§ **YOUR GOAL**:
Skip the images and return the records below exactly.

─── PROVIDED INFORMATION ───

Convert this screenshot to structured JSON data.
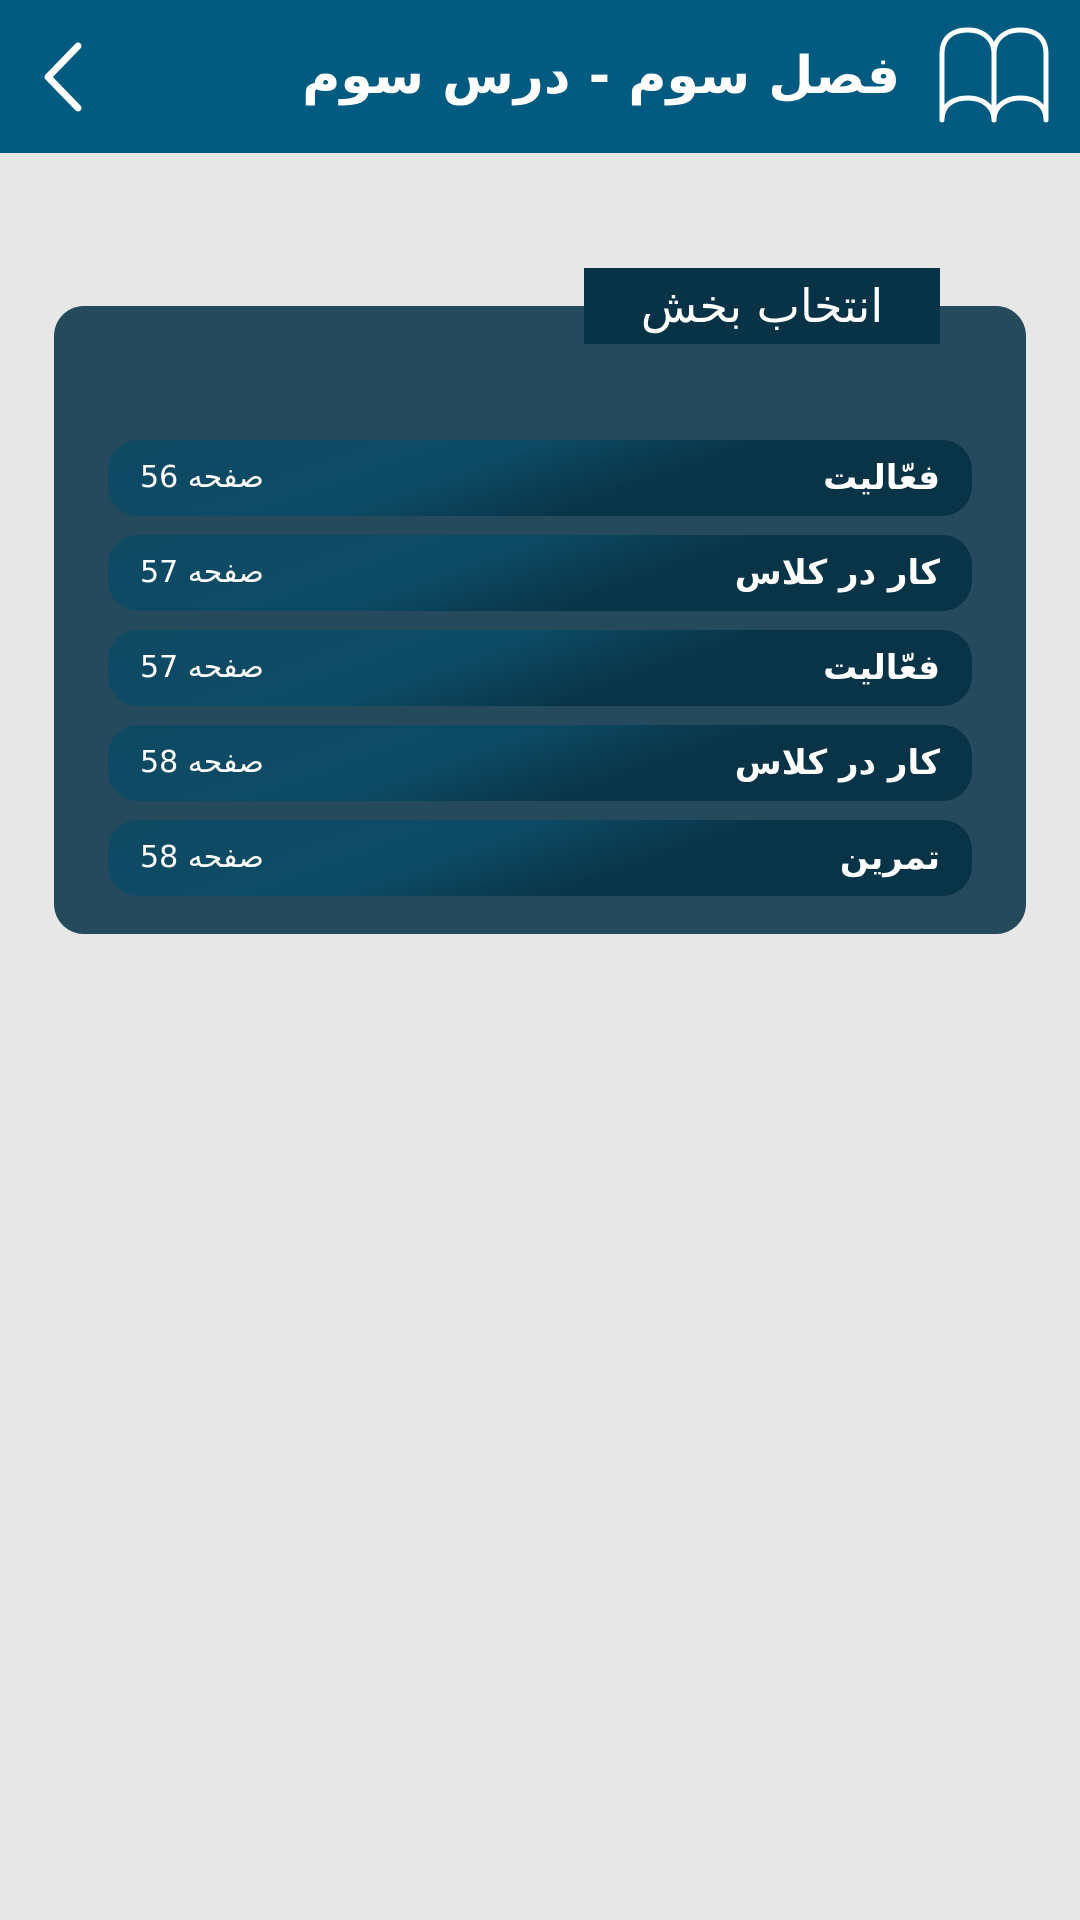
{
  "header": {
    "title": "فصل سوم - درس سوم",
    "back_icon": "chevron-left-icon",
    "book_icon": "book-icon",
    "background_color": "#015b80"
  },
  "panel": {
    "heading": "انتخاب بخش",
    "items": [
      {
        "label": "فعّالیت",
        "page": "صفحه 56"
      },
      {
        "label": "کار در کلاس",
        "page": "صفحه 57"
      },
      {
        "label": "فعّالیت",
        "page": "صفحه 57"
      },
      {
        "label": "کار در کلاس",
        "page": "صفحه 58"
      },
      {
        "label": "تمرین",
        "page": "صفحه 58"
      }
    ]
  },
  "colors": {
    "page_background": "#e7e7e8",
    "panel_background": "#244a5c",
    "tab_background": "#083347",
    "row_dark": "#093447",
    "row_light": "#0d4b65",
    "text": "#ffffff"
  }
}
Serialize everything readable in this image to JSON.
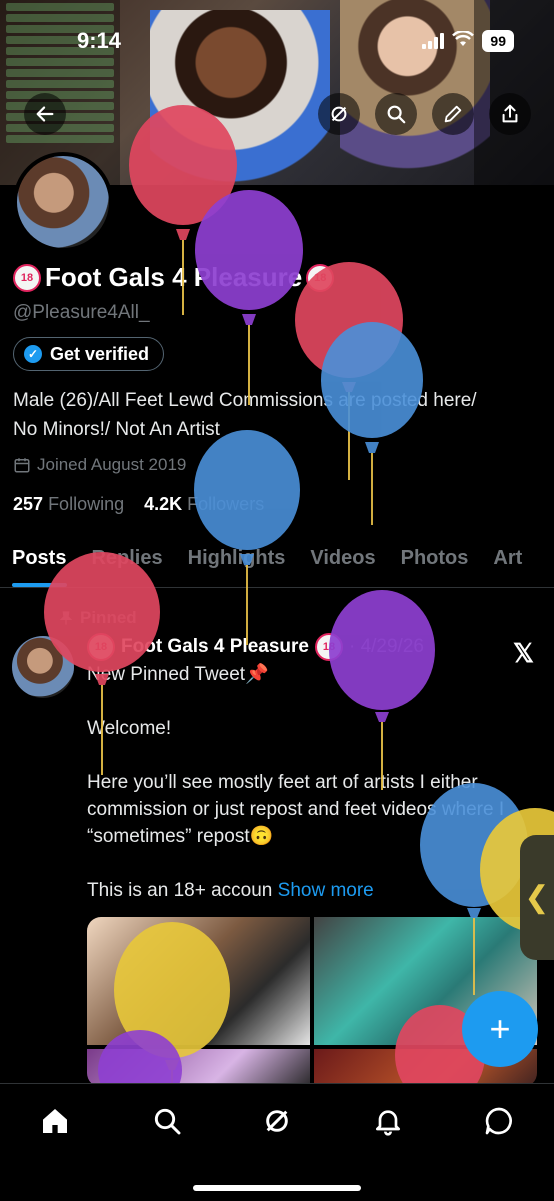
{
  "status_bar": {
    "time": "9:14",
    "battery": "99"
  },
  "profile": {
    "display_name": "Foot Gals 4 Pleasure",
    "age_badge": "18",
    "handle": "@Pleasure4All_",
    "verify_button": "Get verified",
    "bio_line1": "Male (26)/All Feet Lewd Commissions are posted here/",
    "bio_line2": "No Minors!/ Not An Artist",
    "joined": "Joined August 2019",
    "following_count": "257",
    "following_label": "Following",
    "followers_count": "4.2K",
    "followers_label": "Followers"
  },
  "tabs": [
    "Posts",
    "Replies",
    "Highlights",
    "Videos",
    "Photos",
    "Art"
  ],
  "pinned_post": {
    "pinned_label": "Pinned",
    "author": "Foot Gals 4 Pleasure",
    "date": "· 4/29/26",
    "line1": "New Pinned Tweet📌",
    "line2": "Welcome!",
    "line3": "Here you’ll see mostly feet art of artists I either commission or just repost and feet videos where I “sometimes” repost🙃",
    "line4": "This is an 18+ accoun",
    "show_more": "Show more"
  },
  "fab_label": "+",
  "icons": [
    "back-arrow-icon",
    "grok-icon",
    "search-icon",
    "edit-icon",
    "share-icon",
    "calendar-icon",
    "pin-icon",
    "x-logo-icon",
    "home-icon",
    "search-icon",
    "grok-icon",
    "bell-icon",
    "messages-icon"
  ],
  "colors": {
    "accent": "#1d9bf0",
    "background": "#000000",
    "muted": "#71767b"
  }
}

───

§ **EXERCISE SOLUTION**:
Convert this screenshot to structured JSON data.
{
  "header": {
    "title": "فصل سوم - درس سوم",
    "back_icon": "chevron-left-icon",
    "book_icon": "book-icon",
    "background_color": "#015b80"
  },
  "panel": {
    "heading": "انتخاب بخش",
    "items": [
      {
        "label": "فعّالیت",
        "page": "صفحه 56"
      },
      {
        "label": "کار در کلاس",
        "page": "صفحه 57"
      },
      {
        "label": "فعّالیت",
        "page": "صفحه 57"
      },
      {
        "label": "کار در کلاس",
        "page": "صفحه 58"
      },
      {
        "label": "تمرین",
        "page": "صفحه 58"
      }
    ]
  },
  "colors": {
    "page_background": "#e7e7e8",
    "panel_background": "#244a5c",
    "tab_background": "#083347",
    "row_dark": "#093447",
    "row_light": "#0d4b65",
    "text": "#ffffff"
  }
}
Serialize everything readable in this image to JSON.
{
  "status_bar": {
    "time": "9:14",
    "battery": "99"
  },
  "profile": {
    "display_name": "Foot Gals 4 Pleasure",
    "age_badge": "18",
    "handle": "@Pleasure4All_",
    "verify_button": "Get verified",
    "bio_line1": "Male (26)/All Feet Lewd Commissions are posted here/",
    "bio_line2": "No Minors!/ Not An Artist",
    "joined": "Joined August 2019",
    "following_count": "257",
    "following_label": "Following",
    "followers_count": "4.2K",
    "followers_label": "Followers"
  },
  "tabs": [
    "Posts",
    "Replies",
    "Highlights",
    "Videos",
    "Photos",
    "Art"
  ],
  "pinned_post": {
    "pinned_label": "Pinned",
    "author": "Foot Gals 4 Pleasure",
    "date": "· 4/29/26",
    "line1": "New Pinned Tweet📌",
    "line2": "Welcome!",
    "line3": "Here you’ll see mostly feet art of artists I either commission or just repost and feet videos where I “sometimes” repost🙃",
    "line4": "This is an 18+ accoun",
    "show_more": "Show more"
  },
  "fab_label": "+",
  "icons": [
    "back-arrow-icon",
    "grok-icon",
    "search-icon",
    "edit-icon",
    "share-icon",
    "calendar-icon",
    "pin-icon",
    "x-logo-icon",
    "home-icon",
    "search-icon",
    "grok-icon",
    "bell-icon",
    "messages-icon"
  ],
  "colors": {
    "accent": "#1d9bf0",
    "background": "#000000",
    "muted": "#71767b"
  }
}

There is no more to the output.